(Data items)

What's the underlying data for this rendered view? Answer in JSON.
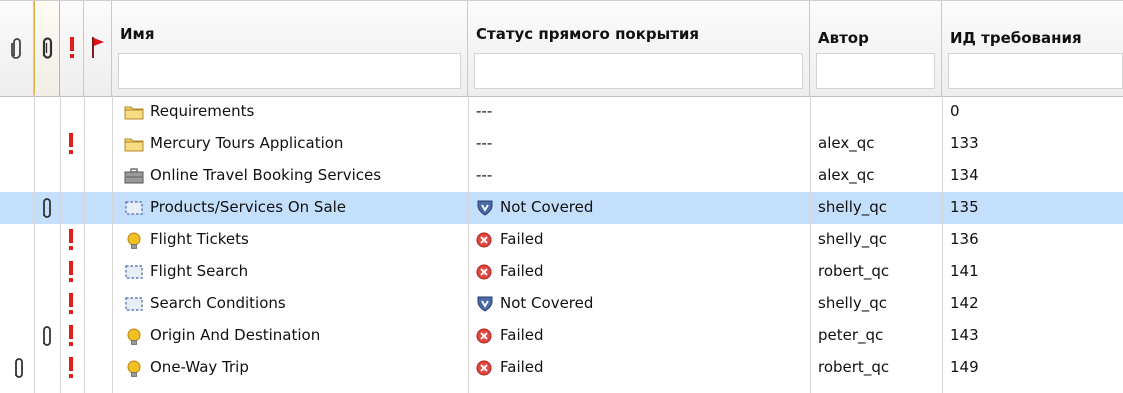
{
  "columns": {
    "name": "Имя",
    "coverage": "Статус прямого покрытия",
    "author": "Автор",
    "req_id": "ИД требования"
  },
  "rows": [
    {
      "icon": "folder-icon",
      "name": "Requirements",
      "coverage": "---",
      "coverage_icon": "",
      "author": "",
      "req_id": "0",
      "clip": false,
      "clip2": false,
      "excl": false,
      "selected": false
    },
    {
      "icon": "folder-icon",
      "name": "Mercury Tours Application",
      "coverage": "---",
      "coverage_icon": "",
      "author": "alex_qc",
      "req_id": "133",
      "clip": false,
      "clip2": false,
      "excl": true,
      "selected": false
    },
    {
      "icon": "briefcase-icon",
      "name": "Online Travel Booking Services",
      "coverage": "---",
      "coverage_icon": "",
      "author": "alex_qc",
      "req_id": "134",
      "clip": false,
      "clip2": false,
      "excl": false,
      "selected": false
    },
    {
      "icon": "dashed-box-icon",
      "name": "Products/Services On Sale",
      "coverage": "Not Covered",
      "coverage_icon": "not-covered-icon",
      "author": "shelly_qc",
      "req_id": "135",
      "clip": false,
      "clip2": true,
      "excl": false,
      "selected": true
    },
    {
      "icon": "lightbulb-icon",
      "name": "Flight Tickets",
      "coverage": "Failed",
      "coverage_icon": "failed-icon",
      "author": "shelly_qc",
      "req_id": "136",
      "clip": false,
      "clip2": false,
      "excl": true,
      "selected": false
    },
    {
      "icon": "dashed-box-icon",
      "name": "Flight Search",
      "coverage": "Failed",
      "coverage_icon": "failed-icon",
      "author": "robert_qc",
      "req_id": "141",
      "clip": false,
      "clip2": false,
      "excl": true,
      "selected": false
    },
    {
      "icon": "dashed-box-icon",
      "name": "Search Conditions",
      "coverage": "Not Covered",
      "coverage_icon": "not-covered-icon",
      "author": "shelly_qc",
      "req_id": "142",
      "clip": false,
      "clip2": false,
      "excl": true,
      "selected": false
    },
    {
      "icon": "lightbulb-icon",
      "name": "Origin And Destination",
      "coverage": "Failed",
      "coverage_icon": "failed-icon",
      "author": "peter_qc",
      "req_id": "143",
      "clip": false,
      "clip2": true,
      "excl": true,
      "selected": false
    },
    {
      "icon": "lightbulb-icon",
      "name": "One-Way Trip",
      "coverage": "Failed",
      "coverage_icon": "failed-icon",
      "author": "robert_qc",
      "req_id": "149",
      "clip": true,
      "clip2": false,
      "excl": true,
      "selected": false
    }
  ],
  "colors": {
    "selected_row": "#c4dffb",
    "exclamation": "#e31b1b",
    "flag": "#d8141a",
    "failed": "#e2453c",
    "not_covered": "#4a6aa8",
    "folder": "#f3cf68",
    "bulb": "#f0c020"
  }
}
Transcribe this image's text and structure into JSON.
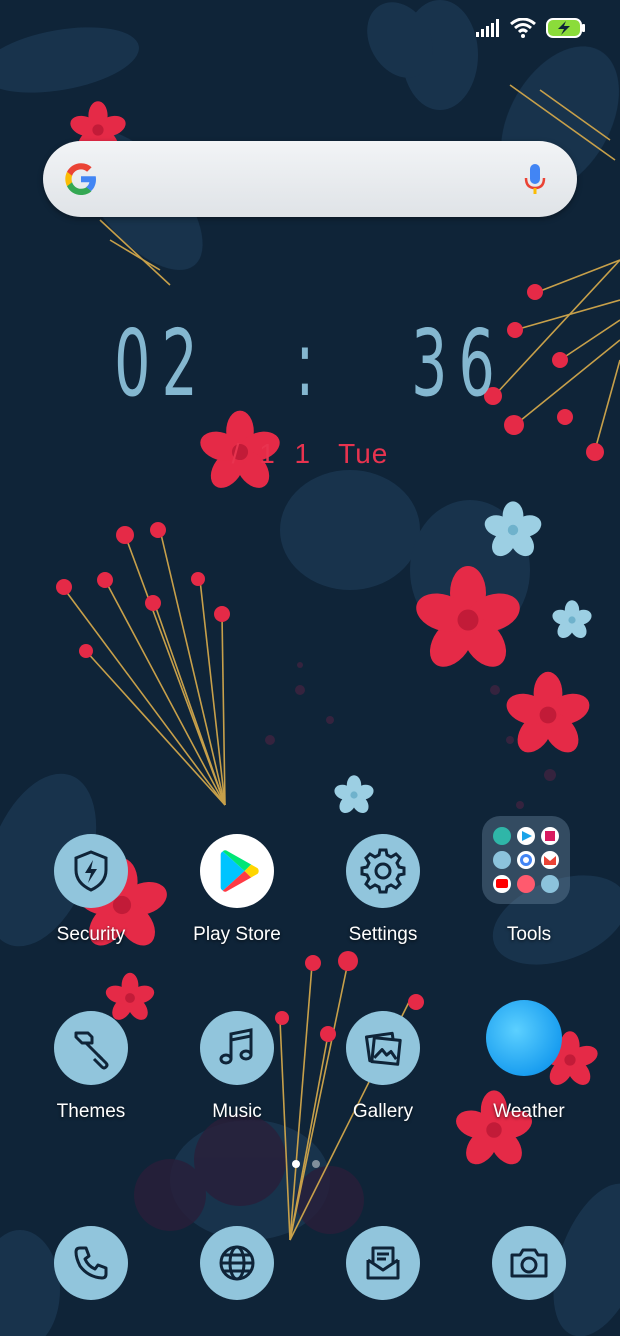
{
  "status_bar": {
    "icons": [
      "signal-icon",
      "wifi-icon",
      "battery-charging-icon"
    ],
    "battery_color": "#8bdc3a"
  },
  "search_bar": {
    "placeholder": "",
    "icons": [
      "google-logo-icon",
      "microphone-icon"
    ]
  },
  "clock": {
    "time_hours": "02",
    "time_separator": ":",
    "time_minutes": "36",
    "date": "/ 1 1",
    "day": "Tue"
  },
  "apps": [
    {
      "label": "Security",
      "icon": "shield-bolt-icon"
    },
    {
      "label": "Play Store",
      "icon": "play-store-icon"
    },
    {
      "label": "Settings",
      "icon": "gear-icon"
    },
    {
      "label": "Tools",
      "icon": "folder-icon"
    },
    {
      "label": "Themes",
      "icon": "paintbrush-icon"
    },
    {
      "label": "Music",
      "icon": "music-note-icon"
    },
    {
      "label": "Gallery",
      "icon": "gallery-icon"
    },
    {
      "label": "Weather",
      "icon": "weather-icon"
    }
  ],
  "dock": [
    {
      "icon": "phone-icon"
    },
    {
      "icon": "globe-icon"
    },
    {
      "icon": "messages-icon"
    },
    {
      "icon": "camera-icon"
    }
  ],
  "page_indicator": {
    "total": 2,
    "current": 1
  },
  "colors": {
    "background": "#0f2438",
    "icon_disc": "#91c5dc",
    "accent_red": "#e8334f",
    "clock": "#8cc0d8"
  }
}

#### Stated goal:
Where a line in the entries holds the word "JSON", copy that line.

#### Full solution:
What's the underlying data for this rendered view? Answer in JSON.
Transcribe this image's text and structure into JSON.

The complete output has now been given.